→ Task instructions
Take every line that has the string "type" and copy it out.

(Figure collection entries)
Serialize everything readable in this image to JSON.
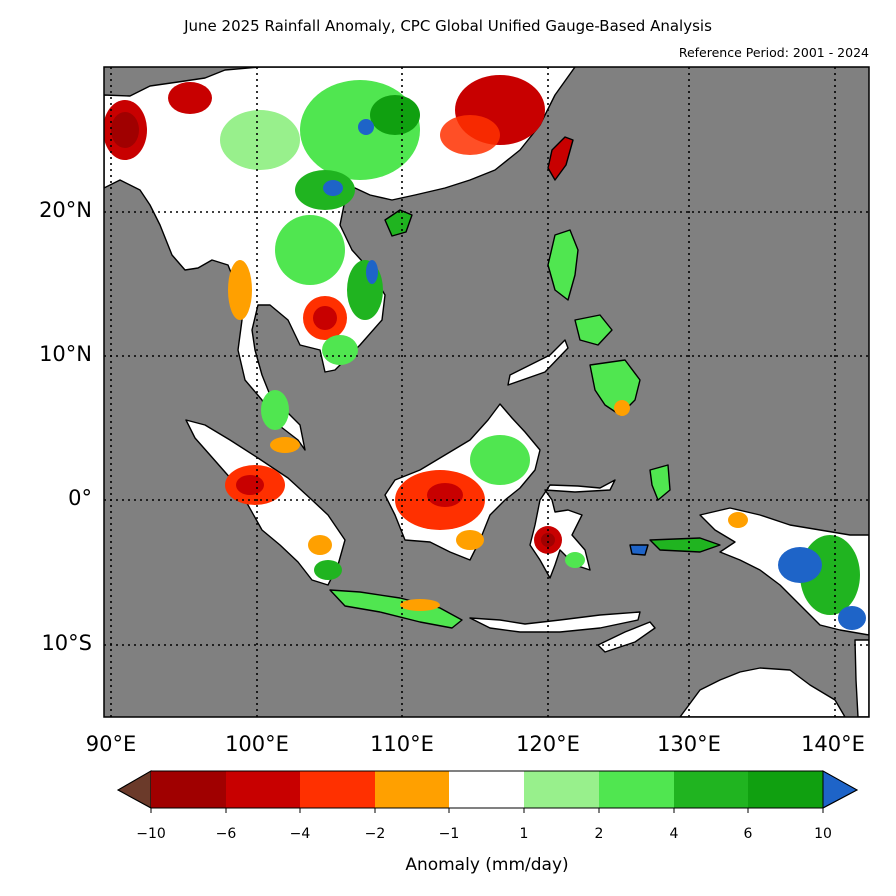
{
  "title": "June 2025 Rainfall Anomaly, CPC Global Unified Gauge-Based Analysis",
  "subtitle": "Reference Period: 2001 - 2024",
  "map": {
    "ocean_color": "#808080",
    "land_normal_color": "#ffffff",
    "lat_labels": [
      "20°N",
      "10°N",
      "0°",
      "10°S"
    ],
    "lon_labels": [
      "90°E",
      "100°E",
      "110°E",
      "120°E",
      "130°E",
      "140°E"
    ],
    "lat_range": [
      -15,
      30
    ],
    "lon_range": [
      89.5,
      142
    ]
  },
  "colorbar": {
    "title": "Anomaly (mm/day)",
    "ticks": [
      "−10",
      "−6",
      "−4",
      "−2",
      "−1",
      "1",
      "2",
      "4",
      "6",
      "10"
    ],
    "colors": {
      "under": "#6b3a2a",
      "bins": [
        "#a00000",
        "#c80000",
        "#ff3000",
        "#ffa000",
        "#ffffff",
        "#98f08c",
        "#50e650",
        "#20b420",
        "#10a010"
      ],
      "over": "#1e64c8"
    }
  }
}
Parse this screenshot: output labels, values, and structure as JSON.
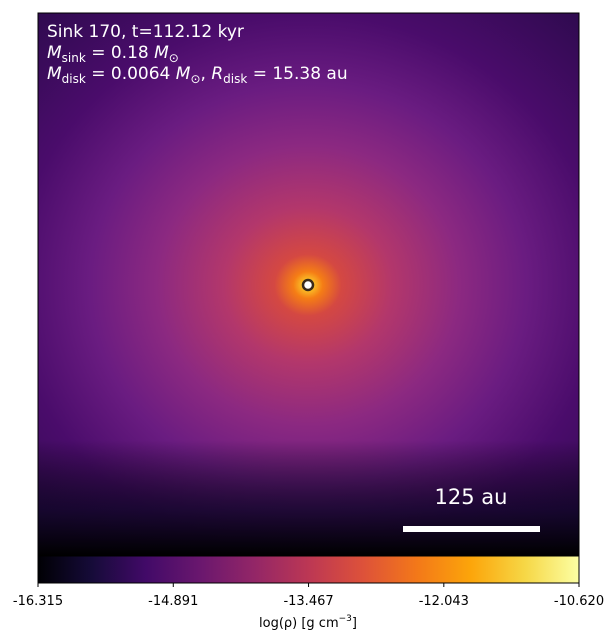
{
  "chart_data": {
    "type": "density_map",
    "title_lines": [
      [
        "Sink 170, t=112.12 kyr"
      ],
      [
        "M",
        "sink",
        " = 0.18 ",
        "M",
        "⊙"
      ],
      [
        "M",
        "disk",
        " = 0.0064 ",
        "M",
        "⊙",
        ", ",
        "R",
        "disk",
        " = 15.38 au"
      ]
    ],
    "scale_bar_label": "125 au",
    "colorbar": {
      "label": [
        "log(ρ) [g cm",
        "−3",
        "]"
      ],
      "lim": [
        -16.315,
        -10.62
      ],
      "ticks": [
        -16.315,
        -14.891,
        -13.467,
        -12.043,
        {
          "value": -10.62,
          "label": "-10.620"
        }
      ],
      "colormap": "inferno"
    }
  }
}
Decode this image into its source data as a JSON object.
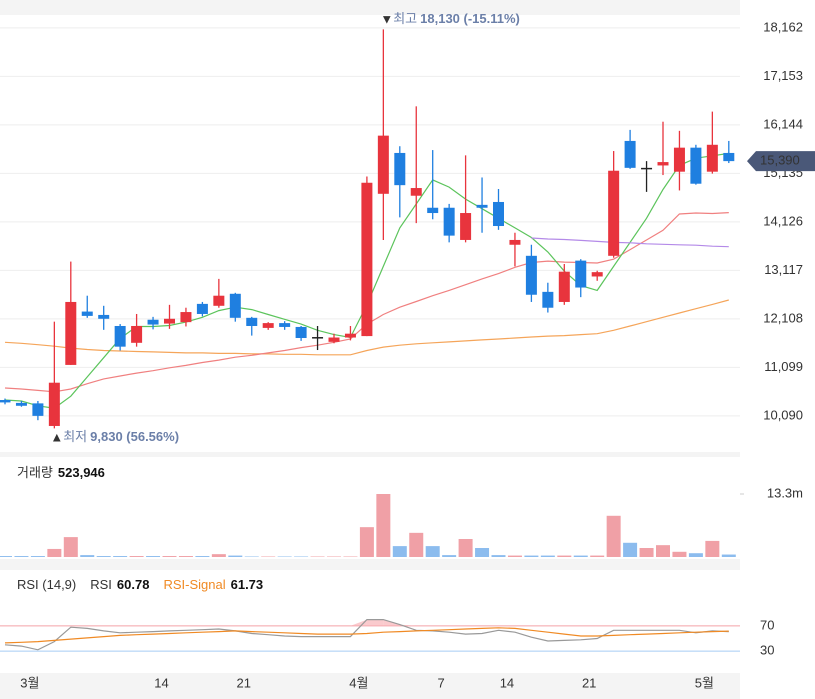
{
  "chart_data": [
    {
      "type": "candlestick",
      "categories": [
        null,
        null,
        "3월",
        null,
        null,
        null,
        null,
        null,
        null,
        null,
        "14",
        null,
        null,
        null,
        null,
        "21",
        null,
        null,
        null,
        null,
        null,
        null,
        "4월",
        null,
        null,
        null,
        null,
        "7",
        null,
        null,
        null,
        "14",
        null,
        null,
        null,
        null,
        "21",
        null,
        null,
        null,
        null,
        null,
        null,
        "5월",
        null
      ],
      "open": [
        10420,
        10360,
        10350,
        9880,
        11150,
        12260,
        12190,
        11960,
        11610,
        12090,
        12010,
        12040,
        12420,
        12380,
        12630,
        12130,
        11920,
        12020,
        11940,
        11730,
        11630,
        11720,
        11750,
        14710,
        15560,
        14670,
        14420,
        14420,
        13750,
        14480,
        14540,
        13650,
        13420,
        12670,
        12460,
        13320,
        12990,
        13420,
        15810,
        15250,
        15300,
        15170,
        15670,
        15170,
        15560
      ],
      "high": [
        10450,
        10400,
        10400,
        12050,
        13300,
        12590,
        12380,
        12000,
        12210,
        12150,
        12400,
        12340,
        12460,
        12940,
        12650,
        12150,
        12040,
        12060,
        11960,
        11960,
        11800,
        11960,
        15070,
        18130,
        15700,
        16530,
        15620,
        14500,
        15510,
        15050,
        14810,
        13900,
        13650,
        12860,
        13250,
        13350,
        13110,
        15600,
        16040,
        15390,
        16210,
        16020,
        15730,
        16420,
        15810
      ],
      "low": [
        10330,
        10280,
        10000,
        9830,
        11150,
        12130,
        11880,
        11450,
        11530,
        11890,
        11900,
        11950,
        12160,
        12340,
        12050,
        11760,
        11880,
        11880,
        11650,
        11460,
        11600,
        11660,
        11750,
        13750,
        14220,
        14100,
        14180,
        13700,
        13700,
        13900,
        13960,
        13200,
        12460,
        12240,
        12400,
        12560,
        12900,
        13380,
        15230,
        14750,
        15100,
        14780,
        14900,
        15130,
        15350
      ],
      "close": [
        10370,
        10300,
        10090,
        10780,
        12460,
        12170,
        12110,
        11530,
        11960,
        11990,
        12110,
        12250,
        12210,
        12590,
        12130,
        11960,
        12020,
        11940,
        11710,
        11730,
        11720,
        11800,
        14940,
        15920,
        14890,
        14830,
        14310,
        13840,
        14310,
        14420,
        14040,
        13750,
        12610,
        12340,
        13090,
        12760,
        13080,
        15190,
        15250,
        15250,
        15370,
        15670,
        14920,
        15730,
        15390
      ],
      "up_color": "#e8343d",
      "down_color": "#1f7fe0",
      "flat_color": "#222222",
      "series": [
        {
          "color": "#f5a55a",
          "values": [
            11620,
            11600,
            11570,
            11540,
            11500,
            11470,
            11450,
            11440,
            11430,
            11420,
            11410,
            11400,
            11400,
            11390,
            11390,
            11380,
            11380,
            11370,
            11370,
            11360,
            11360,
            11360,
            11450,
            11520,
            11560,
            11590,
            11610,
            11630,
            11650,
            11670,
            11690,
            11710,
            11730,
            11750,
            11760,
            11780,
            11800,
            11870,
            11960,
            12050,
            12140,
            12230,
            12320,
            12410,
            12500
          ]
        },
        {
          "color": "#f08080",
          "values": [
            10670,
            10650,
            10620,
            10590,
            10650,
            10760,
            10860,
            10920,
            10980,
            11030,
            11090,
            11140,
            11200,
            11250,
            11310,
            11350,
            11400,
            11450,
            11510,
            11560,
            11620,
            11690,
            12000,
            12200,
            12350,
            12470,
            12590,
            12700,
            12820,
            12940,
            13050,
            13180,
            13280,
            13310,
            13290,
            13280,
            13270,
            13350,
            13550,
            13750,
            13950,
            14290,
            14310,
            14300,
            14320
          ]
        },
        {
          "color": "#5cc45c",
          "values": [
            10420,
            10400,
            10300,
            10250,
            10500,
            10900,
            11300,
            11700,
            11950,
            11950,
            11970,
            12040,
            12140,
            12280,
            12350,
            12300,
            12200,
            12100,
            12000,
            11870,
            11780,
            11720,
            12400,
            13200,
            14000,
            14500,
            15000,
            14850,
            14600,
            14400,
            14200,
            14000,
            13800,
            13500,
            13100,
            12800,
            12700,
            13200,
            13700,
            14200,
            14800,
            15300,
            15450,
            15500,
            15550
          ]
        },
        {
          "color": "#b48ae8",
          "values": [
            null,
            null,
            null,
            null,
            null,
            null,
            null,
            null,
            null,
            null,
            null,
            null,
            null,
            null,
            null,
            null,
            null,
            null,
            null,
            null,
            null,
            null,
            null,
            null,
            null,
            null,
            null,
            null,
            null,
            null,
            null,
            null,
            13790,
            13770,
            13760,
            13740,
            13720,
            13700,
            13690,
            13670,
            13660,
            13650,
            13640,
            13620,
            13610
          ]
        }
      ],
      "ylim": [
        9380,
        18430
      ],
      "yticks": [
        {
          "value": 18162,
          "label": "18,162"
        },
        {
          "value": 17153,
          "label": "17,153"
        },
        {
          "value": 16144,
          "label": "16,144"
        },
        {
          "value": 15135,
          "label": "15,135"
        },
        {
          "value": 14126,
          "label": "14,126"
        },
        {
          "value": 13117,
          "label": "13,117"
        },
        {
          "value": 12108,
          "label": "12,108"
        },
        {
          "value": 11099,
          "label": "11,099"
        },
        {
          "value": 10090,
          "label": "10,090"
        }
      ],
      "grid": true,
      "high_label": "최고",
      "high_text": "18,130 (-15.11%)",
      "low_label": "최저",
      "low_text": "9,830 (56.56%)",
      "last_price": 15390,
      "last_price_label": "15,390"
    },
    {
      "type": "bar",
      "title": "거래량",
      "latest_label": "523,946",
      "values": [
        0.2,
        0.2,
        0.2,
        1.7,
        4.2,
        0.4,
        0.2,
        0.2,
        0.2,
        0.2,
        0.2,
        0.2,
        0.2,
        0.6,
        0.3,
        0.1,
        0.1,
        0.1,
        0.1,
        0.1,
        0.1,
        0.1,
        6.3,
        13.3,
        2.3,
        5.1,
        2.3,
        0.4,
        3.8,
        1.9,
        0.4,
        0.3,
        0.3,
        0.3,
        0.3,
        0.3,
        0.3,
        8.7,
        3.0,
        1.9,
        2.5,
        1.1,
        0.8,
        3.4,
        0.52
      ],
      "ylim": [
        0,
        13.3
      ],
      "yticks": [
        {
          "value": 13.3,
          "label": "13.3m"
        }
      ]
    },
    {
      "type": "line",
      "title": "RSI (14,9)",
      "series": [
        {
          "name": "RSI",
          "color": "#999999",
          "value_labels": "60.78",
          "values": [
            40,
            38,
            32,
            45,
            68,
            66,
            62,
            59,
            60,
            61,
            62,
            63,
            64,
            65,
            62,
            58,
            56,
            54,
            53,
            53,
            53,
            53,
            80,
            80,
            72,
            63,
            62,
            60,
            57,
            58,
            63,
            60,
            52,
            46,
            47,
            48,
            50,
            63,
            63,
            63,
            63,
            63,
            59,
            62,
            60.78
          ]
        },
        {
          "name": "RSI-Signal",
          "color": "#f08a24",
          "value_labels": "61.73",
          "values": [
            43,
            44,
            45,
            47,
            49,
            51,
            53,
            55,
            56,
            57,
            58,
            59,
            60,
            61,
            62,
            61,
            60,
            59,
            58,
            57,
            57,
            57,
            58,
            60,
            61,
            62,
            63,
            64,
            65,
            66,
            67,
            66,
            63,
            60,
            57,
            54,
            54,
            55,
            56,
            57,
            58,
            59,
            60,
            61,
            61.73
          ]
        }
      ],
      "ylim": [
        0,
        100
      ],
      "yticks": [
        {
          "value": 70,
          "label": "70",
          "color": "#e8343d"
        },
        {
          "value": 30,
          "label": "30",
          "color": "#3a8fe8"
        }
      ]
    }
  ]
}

→ Exercise output
    "type": "density_map",
      "type": "candlestick",
      "type": "bar",
      "type": "line",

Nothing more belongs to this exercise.